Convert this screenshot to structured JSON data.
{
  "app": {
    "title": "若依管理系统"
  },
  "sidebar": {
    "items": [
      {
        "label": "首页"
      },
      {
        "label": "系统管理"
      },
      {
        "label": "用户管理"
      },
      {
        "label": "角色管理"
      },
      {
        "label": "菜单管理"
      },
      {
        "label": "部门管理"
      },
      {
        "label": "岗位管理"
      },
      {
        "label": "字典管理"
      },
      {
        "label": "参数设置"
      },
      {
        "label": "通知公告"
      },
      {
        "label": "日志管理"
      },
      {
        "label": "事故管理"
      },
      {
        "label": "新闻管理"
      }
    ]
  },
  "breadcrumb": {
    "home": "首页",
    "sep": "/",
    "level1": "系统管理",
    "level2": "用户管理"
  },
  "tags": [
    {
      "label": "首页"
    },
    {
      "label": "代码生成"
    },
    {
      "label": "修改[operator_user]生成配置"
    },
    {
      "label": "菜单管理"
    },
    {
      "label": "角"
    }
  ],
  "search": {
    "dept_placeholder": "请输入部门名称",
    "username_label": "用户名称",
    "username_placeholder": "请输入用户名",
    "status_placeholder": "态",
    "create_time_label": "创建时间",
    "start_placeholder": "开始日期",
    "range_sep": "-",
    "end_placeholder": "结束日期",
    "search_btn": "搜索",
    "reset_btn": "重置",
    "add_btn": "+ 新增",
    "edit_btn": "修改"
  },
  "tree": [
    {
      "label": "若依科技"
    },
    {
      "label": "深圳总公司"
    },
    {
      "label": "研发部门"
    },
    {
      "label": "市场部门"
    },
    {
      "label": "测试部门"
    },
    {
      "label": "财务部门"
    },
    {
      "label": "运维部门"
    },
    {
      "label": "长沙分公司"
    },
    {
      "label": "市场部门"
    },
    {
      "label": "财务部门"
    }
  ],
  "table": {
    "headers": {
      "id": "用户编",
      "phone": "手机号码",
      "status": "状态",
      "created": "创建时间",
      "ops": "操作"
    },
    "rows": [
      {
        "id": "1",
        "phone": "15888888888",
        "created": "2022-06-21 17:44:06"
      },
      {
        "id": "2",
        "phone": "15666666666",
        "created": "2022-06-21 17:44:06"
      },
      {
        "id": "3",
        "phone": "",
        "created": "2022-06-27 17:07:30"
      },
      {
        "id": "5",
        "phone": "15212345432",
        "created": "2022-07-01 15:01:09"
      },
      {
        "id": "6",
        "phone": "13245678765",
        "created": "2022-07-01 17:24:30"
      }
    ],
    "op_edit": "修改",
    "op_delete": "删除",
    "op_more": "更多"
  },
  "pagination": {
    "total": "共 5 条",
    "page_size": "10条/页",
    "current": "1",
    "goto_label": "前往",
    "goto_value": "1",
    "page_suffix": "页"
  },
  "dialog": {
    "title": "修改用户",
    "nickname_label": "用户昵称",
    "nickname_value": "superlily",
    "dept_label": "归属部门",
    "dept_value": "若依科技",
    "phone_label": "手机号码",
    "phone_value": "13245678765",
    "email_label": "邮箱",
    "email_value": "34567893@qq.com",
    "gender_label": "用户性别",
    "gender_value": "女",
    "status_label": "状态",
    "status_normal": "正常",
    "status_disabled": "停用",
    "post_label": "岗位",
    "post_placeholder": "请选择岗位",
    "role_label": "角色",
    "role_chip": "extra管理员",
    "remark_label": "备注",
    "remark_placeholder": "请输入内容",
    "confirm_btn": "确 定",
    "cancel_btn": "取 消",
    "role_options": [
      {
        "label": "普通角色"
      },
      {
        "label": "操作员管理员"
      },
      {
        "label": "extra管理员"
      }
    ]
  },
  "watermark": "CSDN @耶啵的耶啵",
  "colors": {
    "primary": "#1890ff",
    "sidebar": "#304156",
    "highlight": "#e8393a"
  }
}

----------

▸ Aim: Make an exact copy of every entry.

▸ Written answer:
Convert this screenshot to structured JSON data.
{
  "app": {
    "title": "若依管理系统"
  },
  "sidebar": {
    "items": [
      {
        "label": "首页"
      },
      {
        "label": "系统管理"
      },
      {
        "label": "用户管理"
      },
      {
        "label": "角色管理"
      },
      {
        "label": "菜单管理"
      },
      {
        "label": "部门管理"
      },
      {
        "label": "岗位管理"
      },
      {
        "label": "字典管理"
      },
      {
        "label": "参数设置"
      },
      {
        "label": "通知公告"
      },
      {
        "label": "日志管理"
      },
      {
        "label": "事故管理"
      },
      {
        "label": "新闻管理"
      }
    ]
  },
  "breadcrumb": {
    "home": "首页",
    "sep": "/",
    "level1": "系统管理",
    "level2": "用户管理"
  },
  "tags": [
    {
      "label": "首页"
    },
    {
      "label": "代码生成"
    },
    {
      "label": "修改[operator_user]生成配置"
    },
    {
      "label": "菜单管理"
    },
    {
      "label": "角"
    }
  ],
  "search": {
    "dept_placeholder": "请输入部门名称",
    "username_label": "用户名称",
    "username_placeholder": "请输入用户名",
    "status_placeholder": "态",
    "create_time_label": "创建时间",
    "start_placeholder": "开始日期",
    "range_sep": "-",
    "end_placeholder": "结束日期",
    "search_btn": "搜索",
    "reset_btn": "重置",
    "add_btn": "+ 新增",
    "edit_btn": "修改"
  },
  "tree": [
    {
      "label": "若依科技"
    },
    {
      "label": "深圳总公司"
    },
    {
      "label": "研发部门"
    },
    {
      "label": "市场部门"
    },
    {
      "label": "测试部门"
    },
    {
      "label": "财务部门"
    },
    {
      "label": "运维部门"
    },
    {
      "label": "长沙分公司"
    },
    {
      "label": "市场部门"
    },
    {
      "label": "财务部门"
    }
  ],
  "table": {
    "headers": {
      "id": "用户编",
      "phone": "手机号码",
      "status": "状态",
      "created": "创建时间",
      "ops": "操作"
    },
    "rows": [
      {
        "id": "1",
        "phone": "15888888888",
        "created": "2022-06-21 17:44:06"
      },
      {
        "id": "2",
        "phone": "15666666666",
        "created": "2022-06-21 17:44:06"
      },
      {
        "id": "3",
        "phone": "",
        "created": "2022-06-27 17:07:30"
      },
      {
        "id": "5",
        "phone": "15212345432",
        "created": "2022-07-01 15:01:09"
      },
      {
        "id": "6",
        "phone": "13245678765",
        "created": "2022-07-01 17:24:30"
      }
    ],
    "op_edit": "修改",
    "op_delete": "删除",
    "op_more": "更多"
  },
  "pagination": {
    "total": "共 5 条",
    "page_size": "10条/页",
    "current": "1",
    "goto_label": "前往",
    "goto_value": "1",
    "page_suffix": "页"
  },
  "dialog": {
    "title": "修改用户",
    "nickname_label": "用户昵称",
    "nickname_value": "superlily",
    "dept_label": "归属部门",
    "dept_value": "若依科技",
    "phone_label": "手机号码",
    "phone_value": "13245678765",
    "email_label": "邮箱",
    "email_value": "34567893@qq.com",
    "gender_label": "用户性别",
    "gender_value": "女",
    "status_label": "状态",
    "status_normal": "正常",
    "status_disabled": "停用",
    "post_label": "岗位",
    "post_placeholder": "请选择岗位",
    "role_label": "角色",
    "role_chip": "extra管理员",
    "remark_label": "备注",
    "remark_placeholder": "请输入内容",
    "confirm_btn": "确 定",
    "cancel_btn": "取 消",
    "role_options": [
      {
        "label": "普通角色"
      },
      {
        "label": "操作员管理员"
      },
      {
        "label": "extra管理员"
      }
    ]
  },
  "watermark": "CSDN @耶啵的耶啵",
  "colors": {
    "primary": "#1890ff",
    "sidebar": "#304156",
    "highlight": "#e8393a"
  }
}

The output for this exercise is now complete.